_À faire_:
#1 Répondez aux questions suivantes à partir de l'extrait sur Colette Fellous.
(a) Quel est le titre de la première tentative radiophonique diffusée en 1980 ?
(b) Quelle collection dirigeait-elle au Mercure de France ?
(c) Quel nom porte le café des abords de la Maison de la Radio ?
#2 Recopiez fidèlement, dans l'extrait sur Colette Fellous, le passage allant de « Il y a chez » jusqu'à « Sans coup férir. » inclus.

_Extrait fourni_:
----

Dans un autre ordre d’idée, il suffira de proposer un beau jour à la propriétaire de l’immeuble dans lequel elle louait un appartement, depuis des lustres, d’acheter le bien pour que la bailleuse, jusqu’alors rétive à l’idée de vendre, revienne vers elle avec une réponse positive. Colette Fellous, ou la maïeutique magnétique…

Une ronde autour de la mémoire

Au début des années 1970, Barthes s’avère autant une révélation qu’un tremplin : « Il nous a ouvert à l’idée, assez inédite en ce temps-là, que tout pouvait être sujet, tout ce que nous vivions. Qu’il n’y avait plus de différence entre notre existence et la littérature – tout en nous convainquant que l’ensemble des disciplines étaient liées, de la science à l’histoire en passant par la psychanalyse. Et la musique, bien sûr : les sons et la voix, sur laquelle portait son séminaire. C’est ainsi que je suis entrée à la radio, indirectement grâce à Roland Barthes. »
Plus directement, c’est René Farabet (1934-2017), pape de l’« Atelier de création radiophonique » à France Culture, qui lui met le pied à l’étrier des ondes inouïes. Le désir d’une émission apparut à Colette comme une intuition, à l’écoute d’une musique propre aux derviches tourneurs. Instantanément, la Tunisie lui revint en tête.
Pourquoi ne pas tenter de bâtir une ronde autour de la mémoire et des sensations ? Cela devait donner une tentative première intitulée « Le Cercle », diffusée en 1980, alors qu’elle a tout juste terminé son premier livre, Roma, un récit choral situé dans la capitale italienne où les langues se délient. Colette Fellous, où le surgissement de paroles recueillies et choyées…

Ce qu’induit le pouvoir

France Culture et l’édition, deux sillons creusés, en parallèle, près de quatre décennies durant, non sans découvertes parfois insolites. Les droits d’auteur, par exemple : René Farabet, dans une sorte de confusion amène, déclarait et percevait ce qui eût dû revenir à l’autrice, finalement affranchie par la bande et inscrite à la Scam – à laquelle elle voue la reconnaissance de qui fut reconnue.
Il y a chez elle une quiétude professionnelle rare – tant les femmes de sa génération durent, a contrario, en découdre et ferrailler. Colette Fellous a simplement bénéficié de la bénévolence de Jean-Marie Borzeix à France Culture, comme d’Isabelle Gallimard dans la galaxie Gutenberg. Elle se retrouva productrice-coordinatrice des « Nuits magnétiques » à la radio, ainsi que directrice de la collection « Traits et portraits » au Mercure de France. Sans coup férir.
Toutefois, elle découvrit ce qu’induit le pouvoir non plus seulement de faire, mais de faire faire. Il faut l’entendre, sans fausse naïveté, avec plutôt une lucidité blessée, décrire la farandole de gens intéressés qui se forma autour d’elle. Au « Ondes », le café des abords de la Maison de la Radio, on l’approchait comme une sommité : « Je peux te déranger un instant ? »

----

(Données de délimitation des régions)
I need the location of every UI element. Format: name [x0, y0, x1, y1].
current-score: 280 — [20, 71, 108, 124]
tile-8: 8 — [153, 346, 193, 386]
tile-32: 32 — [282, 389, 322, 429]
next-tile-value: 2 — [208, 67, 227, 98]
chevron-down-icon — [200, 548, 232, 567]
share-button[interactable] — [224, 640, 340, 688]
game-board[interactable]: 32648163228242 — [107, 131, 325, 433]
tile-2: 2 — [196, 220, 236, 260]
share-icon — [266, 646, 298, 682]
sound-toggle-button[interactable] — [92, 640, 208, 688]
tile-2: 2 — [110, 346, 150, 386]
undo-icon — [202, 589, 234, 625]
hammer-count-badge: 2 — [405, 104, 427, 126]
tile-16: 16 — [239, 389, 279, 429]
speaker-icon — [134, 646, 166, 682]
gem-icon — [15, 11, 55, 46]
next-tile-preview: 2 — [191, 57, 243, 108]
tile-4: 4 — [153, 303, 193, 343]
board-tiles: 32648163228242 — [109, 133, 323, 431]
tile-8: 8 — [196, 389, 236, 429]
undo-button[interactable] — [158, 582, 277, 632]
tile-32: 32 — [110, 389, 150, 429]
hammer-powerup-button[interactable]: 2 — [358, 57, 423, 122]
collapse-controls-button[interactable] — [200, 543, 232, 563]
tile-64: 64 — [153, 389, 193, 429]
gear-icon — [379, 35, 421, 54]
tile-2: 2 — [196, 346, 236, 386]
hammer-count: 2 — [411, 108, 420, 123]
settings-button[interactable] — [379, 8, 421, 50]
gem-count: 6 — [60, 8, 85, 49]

----

_Réponses dans l'ordre_:
#1
(a) « Le Cercle »
(b) « Traits et portraits »
(c) « Ondes »

#2
Il y a chez elle une quiétude professionnelle rare – tant les femmes de sa génération durent, a contrario, en découdre et ferrailler. Colette Fellous a simplement bénéficié de la bénévolence de Jean-Marie Borzeix à France Culture, comme d’Isabelle Gallimard dans la galaxie Gutenberg. Elle se retrouva productrice-coordinatrice des « Nuits magnétiques » à la radio, ainsi que directrice de la collection « Traits et portraits » au Mercure de France. Sans coup férir.